The problem = Whenever a line below holds the word "JSON", copy that line.
Exercise material start
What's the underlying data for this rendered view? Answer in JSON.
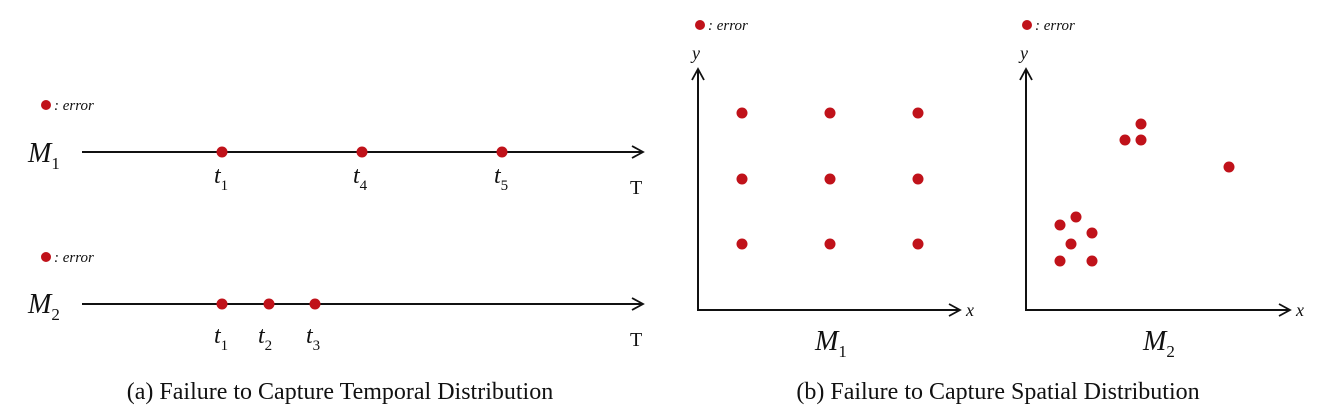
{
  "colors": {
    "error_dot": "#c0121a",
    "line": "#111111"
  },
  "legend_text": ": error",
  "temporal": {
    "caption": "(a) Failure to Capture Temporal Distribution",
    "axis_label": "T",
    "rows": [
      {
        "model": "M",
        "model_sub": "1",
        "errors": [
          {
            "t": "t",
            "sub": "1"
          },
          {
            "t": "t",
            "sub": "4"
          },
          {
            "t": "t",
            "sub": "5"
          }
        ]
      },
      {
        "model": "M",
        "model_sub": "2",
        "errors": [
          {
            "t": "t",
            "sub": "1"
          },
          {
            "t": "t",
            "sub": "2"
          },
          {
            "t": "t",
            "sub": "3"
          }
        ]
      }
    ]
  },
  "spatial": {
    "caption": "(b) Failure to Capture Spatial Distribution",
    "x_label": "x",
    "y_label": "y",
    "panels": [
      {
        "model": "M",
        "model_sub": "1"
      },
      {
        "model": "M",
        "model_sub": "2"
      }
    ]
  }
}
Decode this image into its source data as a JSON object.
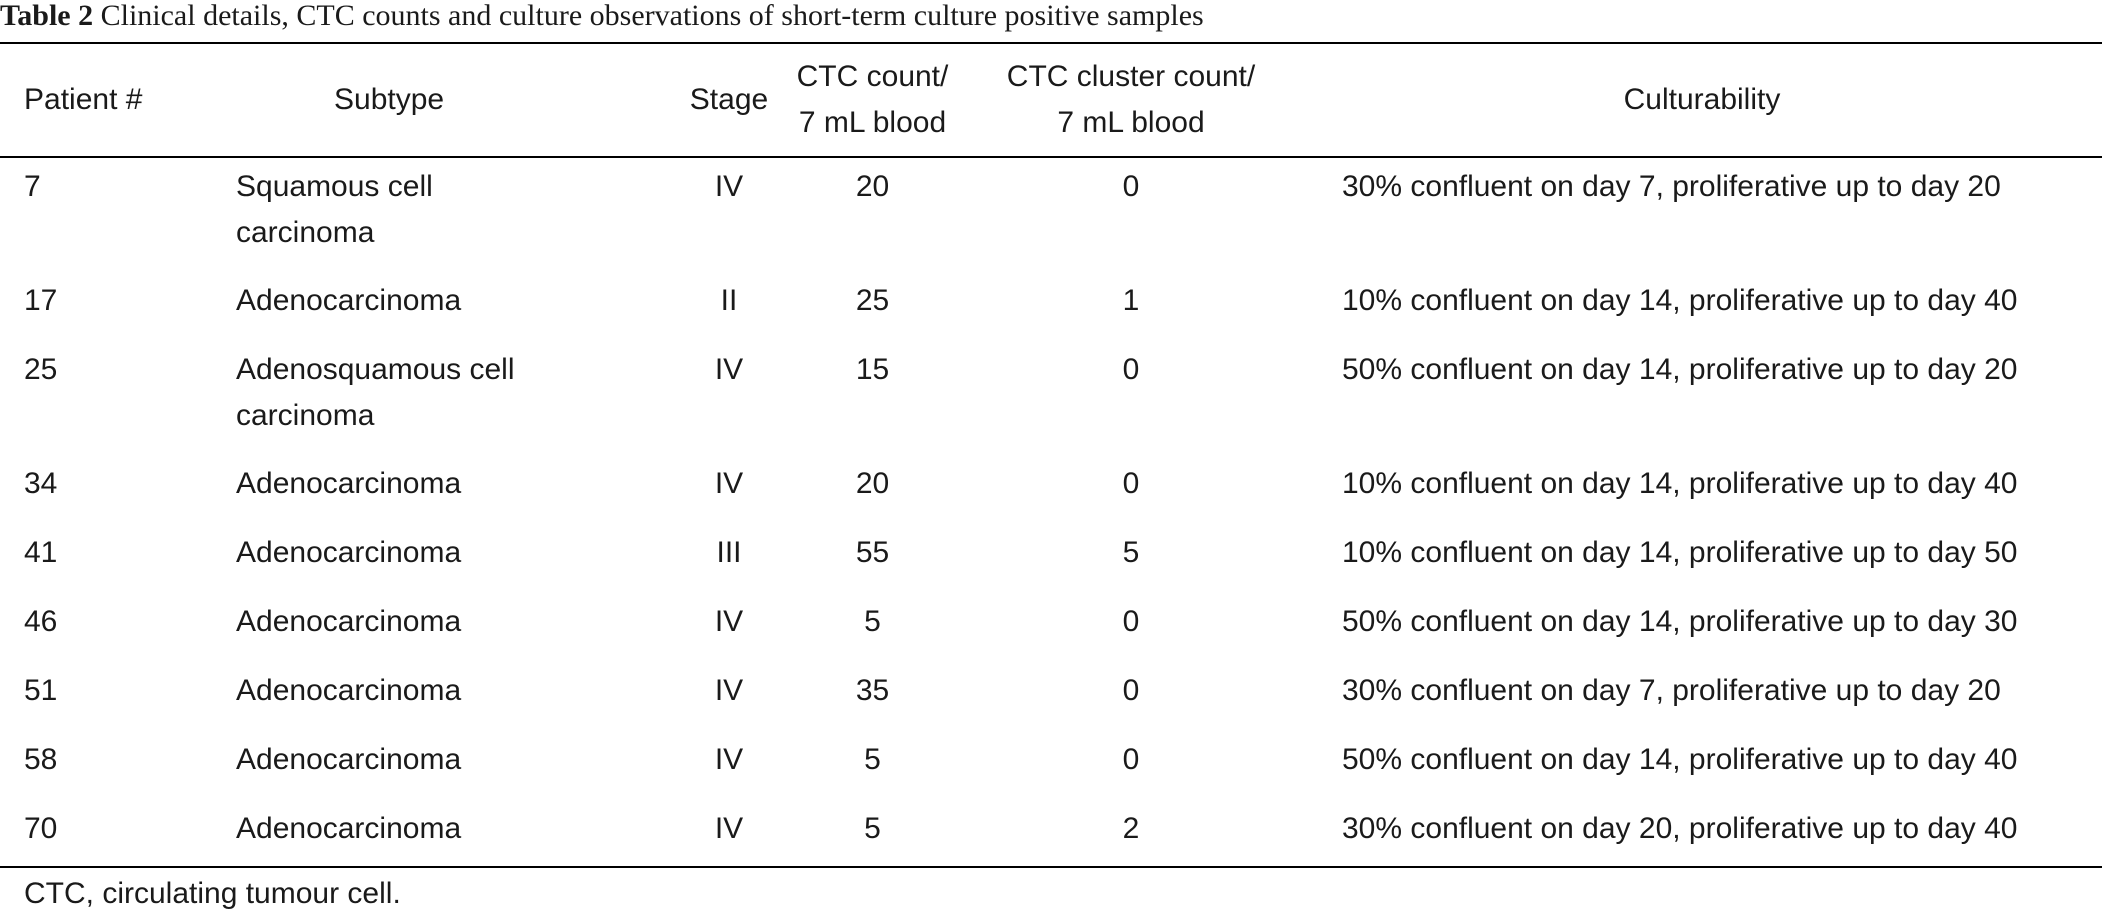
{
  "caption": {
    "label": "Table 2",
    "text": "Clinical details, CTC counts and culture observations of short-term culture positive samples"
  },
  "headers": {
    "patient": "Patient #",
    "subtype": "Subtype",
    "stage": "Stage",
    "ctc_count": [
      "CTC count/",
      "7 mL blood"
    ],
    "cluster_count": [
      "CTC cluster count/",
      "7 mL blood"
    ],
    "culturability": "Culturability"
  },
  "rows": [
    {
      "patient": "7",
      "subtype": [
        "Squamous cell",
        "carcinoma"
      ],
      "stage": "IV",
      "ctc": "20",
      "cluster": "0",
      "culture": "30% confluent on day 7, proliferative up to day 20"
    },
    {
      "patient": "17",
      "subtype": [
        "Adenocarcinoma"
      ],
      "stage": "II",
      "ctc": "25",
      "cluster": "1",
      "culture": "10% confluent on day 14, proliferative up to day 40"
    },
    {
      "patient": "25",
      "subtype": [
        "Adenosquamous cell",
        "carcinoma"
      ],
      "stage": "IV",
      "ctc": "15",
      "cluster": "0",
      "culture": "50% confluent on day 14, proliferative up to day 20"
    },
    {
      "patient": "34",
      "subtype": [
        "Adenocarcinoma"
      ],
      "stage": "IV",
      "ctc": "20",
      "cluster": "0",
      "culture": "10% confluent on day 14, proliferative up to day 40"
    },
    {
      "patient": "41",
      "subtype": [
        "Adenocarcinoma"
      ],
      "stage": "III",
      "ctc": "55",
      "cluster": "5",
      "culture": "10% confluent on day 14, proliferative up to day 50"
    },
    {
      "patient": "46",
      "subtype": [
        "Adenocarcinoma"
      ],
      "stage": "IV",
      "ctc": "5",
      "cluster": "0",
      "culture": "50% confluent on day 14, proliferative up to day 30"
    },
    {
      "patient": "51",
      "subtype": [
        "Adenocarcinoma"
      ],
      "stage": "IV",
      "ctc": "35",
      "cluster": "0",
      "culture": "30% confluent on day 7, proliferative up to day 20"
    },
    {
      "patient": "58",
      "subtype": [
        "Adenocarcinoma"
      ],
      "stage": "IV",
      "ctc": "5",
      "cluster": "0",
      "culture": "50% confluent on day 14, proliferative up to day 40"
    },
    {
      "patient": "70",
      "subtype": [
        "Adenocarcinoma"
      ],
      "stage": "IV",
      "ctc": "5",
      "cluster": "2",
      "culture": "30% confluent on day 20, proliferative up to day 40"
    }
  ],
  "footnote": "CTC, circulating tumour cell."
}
Exercise material end
Exercise material start
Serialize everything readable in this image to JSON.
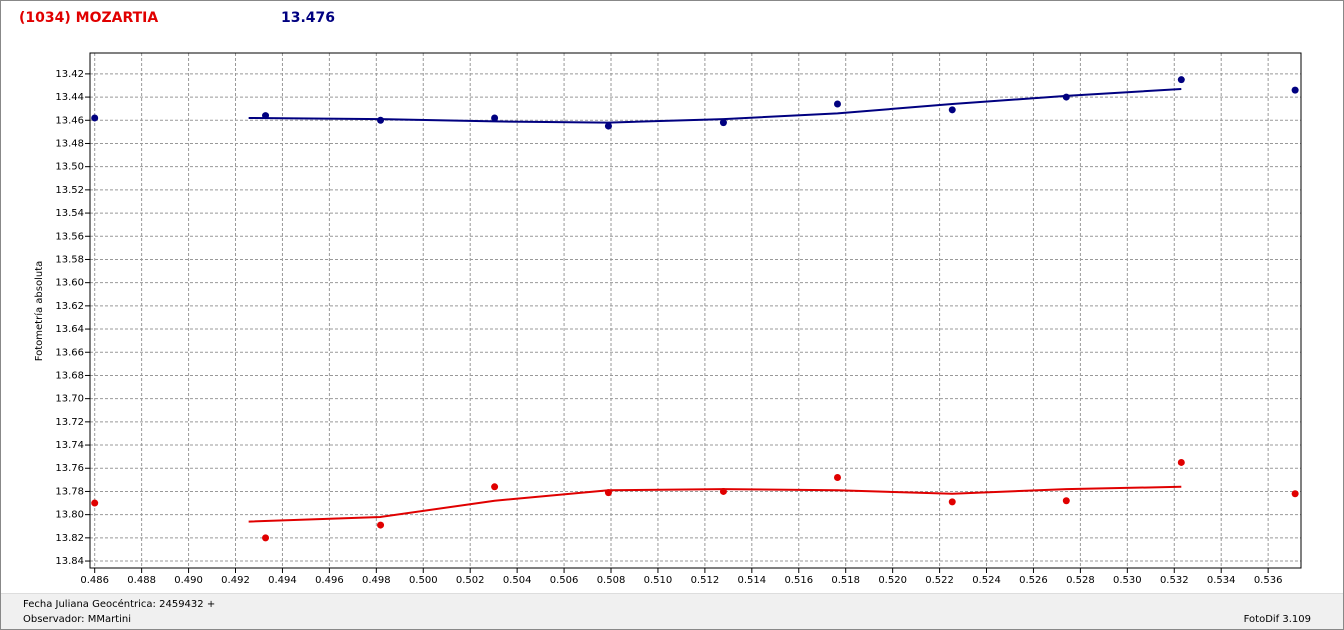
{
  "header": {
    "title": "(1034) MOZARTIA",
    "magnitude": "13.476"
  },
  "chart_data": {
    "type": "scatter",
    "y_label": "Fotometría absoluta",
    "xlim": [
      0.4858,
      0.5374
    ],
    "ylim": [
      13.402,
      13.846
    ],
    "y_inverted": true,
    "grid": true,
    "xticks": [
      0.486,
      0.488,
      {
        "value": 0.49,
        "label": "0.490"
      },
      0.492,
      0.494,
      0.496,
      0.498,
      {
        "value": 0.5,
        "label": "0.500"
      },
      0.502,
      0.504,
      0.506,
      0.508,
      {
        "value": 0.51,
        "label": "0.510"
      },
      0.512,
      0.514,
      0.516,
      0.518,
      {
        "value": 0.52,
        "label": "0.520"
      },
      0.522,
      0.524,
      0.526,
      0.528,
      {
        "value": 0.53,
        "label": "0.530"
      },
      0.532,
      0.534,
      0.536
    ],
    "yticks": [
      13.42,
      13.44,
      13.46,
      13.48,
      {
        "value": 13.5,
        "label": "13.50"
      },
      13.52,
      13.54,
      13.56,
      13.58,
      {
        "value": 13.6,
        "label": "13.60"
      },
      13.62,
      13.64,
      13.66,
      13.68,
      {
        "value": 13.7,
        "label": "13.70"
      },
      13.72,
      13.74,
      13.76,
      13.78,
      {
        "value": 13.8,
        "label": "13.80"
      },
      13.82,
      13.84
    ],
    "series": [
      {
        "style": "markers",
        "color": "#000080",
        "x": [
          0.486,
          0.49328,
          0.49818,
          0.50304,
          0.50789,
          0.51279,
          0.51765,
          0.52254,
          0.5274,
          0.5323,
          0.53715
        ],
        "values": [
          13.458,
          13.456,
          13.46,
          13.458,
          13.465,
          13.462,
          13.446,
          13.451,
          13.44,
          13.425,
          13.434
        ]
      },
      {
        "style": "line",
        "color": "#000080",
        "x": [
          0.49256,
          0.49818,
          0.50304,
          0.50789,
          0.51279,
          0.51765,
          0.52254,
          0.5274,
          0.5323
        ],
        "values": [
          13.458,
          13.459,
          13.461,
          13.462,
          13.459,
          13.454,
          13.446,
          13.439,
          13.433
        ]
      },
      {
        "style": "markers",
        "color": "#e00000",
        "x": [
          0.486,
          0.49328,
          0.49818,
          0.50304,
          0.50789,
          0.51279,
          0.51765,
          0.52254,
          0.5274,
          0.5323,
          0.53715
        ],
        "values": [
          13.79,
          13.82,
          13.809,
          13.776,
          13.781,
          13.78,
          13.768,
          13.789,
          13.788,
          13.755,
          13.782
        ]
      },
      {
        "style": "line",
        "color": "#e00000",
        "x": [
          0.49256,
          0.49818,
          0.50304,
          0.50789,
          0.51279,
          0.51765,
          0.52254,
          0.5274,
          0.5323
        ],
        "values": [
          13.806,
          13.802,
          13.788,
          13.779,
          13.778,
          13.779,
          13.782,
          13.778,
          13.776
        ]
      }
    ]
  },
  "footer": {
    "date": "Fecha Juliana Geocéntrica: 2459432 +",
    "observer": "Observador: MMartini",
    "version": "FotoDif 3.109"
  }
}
Exercise material end
Solution to this exercise =
What's the underlying data for this rendered view? Answer in JSON.
Decode this image into its source data as a JSON object.
Serialize everything readable in this image to JSON.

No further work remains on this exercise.